Work instructions: Keep only the lines of the listing that include the word "United", and copy them.

Given entries:
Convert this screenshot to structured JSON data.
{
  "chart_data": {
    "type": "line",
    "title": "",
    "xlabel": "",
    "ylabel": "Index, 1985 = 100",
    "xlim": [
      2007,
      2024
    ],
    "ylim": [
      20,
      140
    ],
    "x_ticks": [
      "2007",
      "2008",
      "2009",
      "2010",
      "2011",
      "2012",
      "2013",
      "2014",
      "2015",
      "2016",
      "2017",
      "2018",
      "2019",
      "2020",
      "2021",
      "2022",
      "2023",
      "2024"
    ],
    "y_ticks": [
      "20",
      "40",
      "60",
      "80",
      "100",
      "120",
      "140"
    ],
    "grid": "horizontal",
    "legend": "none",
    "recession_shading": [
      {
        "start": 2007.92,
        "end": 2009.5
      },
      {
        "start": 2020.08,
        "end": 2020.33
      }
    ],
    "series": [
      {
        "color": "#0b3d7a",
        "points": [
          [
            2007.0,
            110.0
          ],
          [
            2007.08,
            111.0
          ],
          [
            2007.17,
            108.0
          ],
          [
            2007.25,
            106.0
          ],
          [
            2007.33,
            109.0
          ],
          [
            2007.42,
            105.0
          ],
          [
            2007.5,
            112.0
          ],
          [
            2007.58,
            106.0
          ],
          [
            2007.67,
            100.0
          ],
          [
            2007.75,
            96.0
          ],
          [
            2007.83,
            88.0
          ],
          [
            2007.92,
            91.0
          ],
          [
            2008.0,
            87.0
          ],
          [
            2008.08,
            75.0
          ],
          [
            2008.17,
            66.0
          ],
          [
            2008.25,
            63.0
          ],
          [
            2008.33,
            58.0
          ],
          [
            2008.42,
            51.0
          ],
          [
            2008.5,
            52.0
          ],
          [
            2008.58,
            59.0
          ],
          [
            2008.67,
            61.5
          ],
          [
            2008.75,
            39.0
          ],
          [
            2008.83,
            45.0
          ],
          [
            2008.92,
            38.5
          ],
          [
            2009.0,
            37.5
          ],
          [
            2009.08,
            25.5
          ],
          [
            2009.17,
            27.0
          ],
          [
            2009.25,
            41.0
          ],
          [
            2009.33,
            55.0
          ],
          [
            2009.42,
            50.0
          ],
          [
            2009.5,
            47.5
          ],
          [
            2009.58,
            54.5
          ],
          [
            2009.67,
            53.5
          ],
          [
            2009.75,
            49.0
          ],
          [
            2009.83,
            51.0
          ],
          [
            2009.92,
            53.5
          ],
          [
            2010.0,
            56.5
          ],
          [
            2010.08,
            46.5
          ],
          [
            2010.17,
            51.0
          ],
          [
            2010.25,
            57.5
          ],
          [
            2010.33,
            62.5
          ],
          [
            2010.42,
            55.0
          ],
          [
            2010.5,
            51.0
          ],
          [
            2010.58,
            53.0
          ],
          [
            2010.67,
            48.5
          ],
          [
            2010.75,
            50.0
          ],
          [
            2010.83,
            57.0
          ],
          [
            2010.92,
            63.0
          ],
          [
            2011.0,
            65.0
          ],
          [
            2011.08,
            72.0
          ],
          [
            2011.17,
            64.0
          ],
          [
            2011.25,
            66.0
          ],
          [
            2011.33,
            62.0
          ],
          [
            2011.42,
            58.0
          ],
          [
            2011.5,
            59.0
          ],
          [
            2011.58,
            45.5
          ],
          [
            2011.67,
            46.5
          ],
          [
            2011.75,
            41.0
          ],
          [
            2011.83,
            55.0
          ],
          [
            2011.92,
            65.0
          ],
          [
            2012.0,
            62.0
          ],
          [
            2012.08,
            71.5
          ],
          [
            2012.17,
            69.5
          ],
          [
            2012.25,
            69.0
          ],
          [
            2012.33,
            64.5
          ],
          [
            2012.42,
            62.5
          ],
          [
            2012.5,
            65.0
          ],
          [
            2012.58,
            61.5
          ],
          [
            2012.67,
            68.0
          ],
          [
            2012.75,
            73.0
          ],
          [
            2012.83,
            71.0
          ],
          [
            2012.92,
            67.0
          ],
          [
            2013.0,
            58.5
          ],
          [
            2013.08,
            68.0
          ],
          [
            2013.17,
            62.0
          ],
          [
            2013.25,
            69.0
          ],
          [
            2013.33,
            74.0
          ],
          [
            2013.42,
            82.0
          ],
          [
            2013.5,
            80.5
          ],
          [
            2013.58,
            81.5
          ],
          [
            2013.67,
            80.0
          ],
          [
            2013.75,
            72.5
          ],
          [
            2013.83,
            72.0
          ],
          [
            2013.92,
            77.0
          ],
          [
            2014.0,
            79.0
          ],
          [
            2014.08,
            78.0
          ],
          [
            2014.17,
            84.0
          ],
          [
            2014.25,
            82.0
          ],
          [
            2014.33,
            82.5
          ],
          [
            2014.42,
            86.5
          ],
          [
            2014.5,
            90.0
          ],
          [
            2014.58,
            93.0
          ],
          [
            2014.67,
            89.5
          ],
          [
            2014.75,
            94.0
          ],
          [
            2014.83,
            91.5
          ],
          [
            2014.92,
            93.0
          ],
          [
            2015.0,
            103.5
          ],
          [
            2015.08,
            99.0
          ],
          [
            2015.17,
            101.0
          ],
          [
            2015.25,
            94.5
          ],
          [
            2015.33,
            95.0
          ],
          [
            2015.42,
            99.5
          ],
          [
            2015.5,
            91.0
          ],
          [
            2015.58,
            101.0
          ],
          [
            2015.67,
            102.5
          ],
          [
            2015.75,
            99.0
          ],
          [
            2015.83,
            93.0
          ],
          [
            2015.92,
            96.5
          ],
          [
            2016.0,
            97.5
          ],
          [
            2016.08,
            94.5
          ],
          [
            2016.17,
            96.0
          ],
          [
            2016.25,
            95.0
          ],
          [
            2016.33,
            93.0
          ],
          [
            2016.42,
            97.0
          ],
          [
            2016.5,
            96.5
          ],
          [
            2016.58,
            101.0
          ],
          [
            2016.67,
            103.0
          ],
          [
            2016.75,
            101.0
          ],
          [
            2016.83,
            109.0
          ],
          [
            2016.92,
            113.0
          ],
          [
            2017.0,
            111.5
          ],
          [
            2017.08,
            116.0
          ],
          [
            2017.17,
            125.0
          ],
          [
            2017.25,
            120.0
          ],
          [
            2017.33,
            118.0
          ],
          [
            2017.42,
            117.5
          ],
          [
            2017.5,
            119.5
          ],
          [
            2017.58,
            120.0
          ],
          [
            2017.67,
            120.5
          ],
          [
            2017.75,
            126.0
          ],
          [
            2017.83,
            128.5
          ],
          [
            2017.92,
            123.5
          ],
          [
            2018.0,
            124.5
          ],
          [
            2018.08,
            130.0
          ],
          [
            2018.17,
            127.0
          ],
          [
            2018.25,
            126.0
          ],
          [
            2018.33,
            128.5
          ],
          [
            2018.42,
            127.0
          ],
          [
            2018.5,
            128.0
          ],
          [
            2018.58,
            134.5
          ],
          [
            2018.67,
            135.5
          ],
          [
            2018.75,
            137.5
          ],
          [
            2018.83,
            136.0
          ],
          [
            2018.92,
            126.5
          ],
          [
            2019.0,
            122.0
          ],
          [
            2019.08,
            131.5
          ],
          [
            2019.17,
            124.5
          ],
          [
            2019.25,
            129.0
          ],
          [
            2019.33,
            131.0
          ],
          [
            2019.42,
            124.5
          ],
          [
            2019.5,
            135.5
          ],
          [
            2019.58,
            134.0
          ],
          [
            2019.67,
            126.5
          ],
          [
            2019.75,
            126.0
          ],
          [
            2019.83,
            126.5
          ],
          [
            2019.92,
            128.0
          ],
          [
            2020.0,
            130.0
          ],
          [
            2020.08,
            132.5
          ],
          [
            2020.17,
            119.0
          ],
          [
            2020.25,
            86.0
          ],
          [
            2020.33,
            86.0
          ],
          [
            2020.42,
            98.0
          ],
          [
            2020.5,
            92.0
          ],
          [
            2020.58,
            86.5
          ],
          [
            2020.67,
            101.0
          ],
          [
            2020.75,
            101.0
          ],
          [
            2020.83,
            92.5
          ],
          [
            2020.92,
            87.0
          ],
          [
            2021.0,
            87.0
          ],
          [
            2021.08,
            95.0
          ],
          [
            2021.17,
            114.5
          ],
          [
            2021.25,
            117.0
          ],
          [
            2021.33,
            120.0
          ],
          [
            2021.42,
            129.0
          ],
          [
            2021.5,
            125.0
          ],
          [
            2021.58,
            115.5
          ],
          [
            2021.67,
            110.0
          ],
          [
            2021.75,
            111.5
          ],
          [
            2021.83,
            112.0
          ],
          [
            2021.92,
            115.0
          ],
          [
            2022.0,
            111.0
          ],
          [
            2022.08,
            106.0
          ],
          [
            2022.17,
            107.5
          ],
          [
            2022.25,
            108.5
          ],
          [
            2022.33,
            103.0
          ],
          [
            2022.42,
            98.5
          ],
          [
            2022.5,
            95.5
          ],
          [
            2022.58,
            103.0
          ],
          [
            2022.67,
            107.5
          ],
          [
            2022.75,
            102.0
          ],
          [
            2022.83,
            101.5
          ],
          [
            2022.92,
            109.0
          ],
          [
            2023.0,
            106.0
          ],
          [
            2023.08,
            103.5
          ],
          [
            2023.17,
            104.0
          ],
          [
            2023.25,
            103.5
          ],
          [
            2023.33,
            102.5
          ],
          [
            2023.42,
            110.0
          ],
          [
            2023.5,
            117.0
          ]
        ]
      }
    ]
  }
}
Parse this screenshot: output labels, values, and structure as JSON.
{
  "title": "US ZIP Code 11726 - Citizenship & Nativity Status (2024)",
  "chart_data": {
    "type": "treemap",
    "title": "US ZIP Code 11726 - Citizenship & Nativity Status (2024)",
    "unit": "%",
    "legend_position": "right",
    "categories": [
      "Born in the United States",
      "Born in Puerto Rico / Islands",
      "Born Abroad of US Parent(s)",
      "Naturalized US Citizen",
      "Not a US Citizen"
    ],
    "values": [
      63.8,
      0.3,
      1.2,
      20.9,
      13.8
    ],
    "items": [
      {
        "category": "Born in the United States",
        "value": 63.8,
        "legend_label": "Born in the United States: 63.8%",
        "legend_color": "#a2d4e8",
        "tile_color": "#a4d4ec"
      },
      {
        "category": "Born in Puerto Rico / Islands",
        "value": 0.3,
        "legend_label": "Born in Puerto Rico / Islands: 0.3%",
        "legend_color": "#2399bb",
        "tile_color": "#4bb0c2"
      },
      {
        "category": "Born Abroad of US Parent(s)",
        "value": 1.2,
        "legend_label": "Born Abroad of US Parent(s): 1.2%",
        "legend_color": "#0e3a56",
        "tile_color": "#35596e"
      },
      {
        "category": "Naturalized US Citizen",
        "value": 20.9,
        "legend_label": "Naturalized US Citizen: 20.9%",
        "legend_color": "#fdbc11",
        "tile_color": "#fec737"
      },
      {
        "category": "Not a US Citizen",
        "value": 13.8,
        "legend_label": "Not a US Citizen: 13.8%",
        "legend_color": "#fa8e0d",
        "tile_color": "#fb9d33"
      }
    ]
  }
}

Response to the exercise:
      "Born in the United States",
        "category": "Born in the United States",
        "legend_label": "Born in the United States: 63.8%",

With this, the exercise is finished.